> **EXERCISE**:
Take the records underneath and set them down exactly.

-----

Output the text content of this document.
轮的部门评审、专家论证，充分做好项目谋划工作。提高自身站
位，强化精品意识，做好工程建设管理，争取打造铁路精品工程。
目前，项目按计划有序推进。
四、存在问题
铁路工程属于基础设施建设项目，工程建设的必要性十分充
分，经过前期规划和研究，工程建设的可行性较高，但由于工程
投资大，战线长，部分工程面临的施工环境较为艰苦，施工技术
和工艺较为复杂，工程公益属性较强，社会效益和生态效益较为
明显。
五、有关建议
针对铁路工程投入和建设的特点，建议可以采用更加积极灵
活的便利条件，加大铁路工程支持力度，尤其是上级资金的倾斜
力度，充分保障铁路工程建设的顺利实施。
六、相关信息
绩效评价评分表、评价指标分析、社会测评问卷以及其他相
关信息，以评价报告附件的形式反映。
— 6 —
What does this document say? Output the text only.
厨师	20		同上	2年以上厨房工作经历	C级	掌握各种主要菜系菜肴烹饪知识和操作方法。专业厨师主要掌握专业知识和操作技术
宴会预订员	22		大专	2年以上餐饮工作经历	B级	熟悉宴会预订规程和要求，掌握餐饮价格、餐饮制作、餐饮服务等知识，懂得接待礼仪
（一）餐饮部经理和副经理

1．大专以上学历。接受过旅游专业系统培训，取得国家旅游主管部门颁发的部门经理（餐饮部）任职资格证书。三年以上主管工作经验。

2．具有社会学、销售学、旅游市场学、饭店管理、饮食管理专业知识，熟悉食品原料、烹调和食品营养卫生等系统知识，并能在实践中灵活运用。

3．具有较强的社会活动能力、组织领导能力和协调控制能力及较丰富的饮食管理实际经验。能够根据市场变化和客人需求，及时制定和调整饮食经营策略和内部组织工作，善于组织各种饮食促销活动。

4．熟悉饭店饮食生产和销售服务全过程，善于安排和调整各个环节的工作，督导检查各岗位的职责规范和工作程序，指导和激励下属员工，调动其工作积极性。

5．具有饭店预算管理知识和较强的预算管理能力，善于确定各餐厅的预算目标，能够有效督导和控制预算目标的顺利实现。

-----

> **FULL SOLUTION**:
Output the text content of this document.
轮的部门评审、专家论证，充分做好项目谋划工作。提高自身站
位，强化精品意识，做好工程建设管理，争取打造铁路精品工程。
目前，项目按计划有序推进。
四、存在问题
铁路工程属于基础设施建设项目，工程建设的必要性十分充
分，经过前期规划和研究，工程建设的可行性较高，但由于工程
投资大，战线长，部分工程面临的施工环境较为艰苦，施工技术
和工艺较为复杂，工程公益属性较强，社会效益和生态效益较为
明显。
五、有关建议
针对铁路工程投入和建设的特点，建议可以采用更加积极灵
活的便利条件，加大铁路工程支持力度，尤其是上级资金的倾斜
力度，充分保障铁路工程建设的顺利实施。
六、相关信息
绩效评价评分表、评价指标分析、社会测评问卷以及其他相
关信息，以评价报告附件的形式反映。
— 6 —
What does this document say? Output the text only.
厨师	20		同上	2年以上厨房工作经历	C级	掌握各种主要菜系菜肴烹饪知识和操作方法。专业厨师主要掌握专业知识和操作技术
宴会预订员	22		大专	2年以上餐饮工作经历	B级	熟悉宴会预订规程和要求，掌握餐饮价格、餐饮制作、餐饮服务等知识，懂得接待礼仪
（一）餐饮部经理和副经理

1．大专以上学历。接受过旅游专业系统培训，取得国家旅游主管部门颁发的部门经理（餐饮部）任职资格证书。三年以上主管工作经验。

2．具有社会学、销售学、旅游市场学、饭店管理、饮食管理专业知识，熟悉食品原料、烹调和食品营养卫生等系统知识，并能在实践中灵活运用。

3．具有较强的社会活动能力、组织领导能力和协调控制能力及较丰富的饮食管理实际经验。能够根据市场变化和客人需求，及时制定和调整饮食经营策略和内部组织工作，善于组织各种饮食促销活动。

4．熟悉饭店饮食生产和销售服务全过程，善于安排和调整各个环节的工作，督导检查各岗位的职责规范和工作程序，指导和激励下属员工，调动其工作积极性。

5．具有饭店预算管理知识和较强的预算管理能力，善于确定各餐厅的预算目标，能够有效督导和控制预算目标的顺利实现。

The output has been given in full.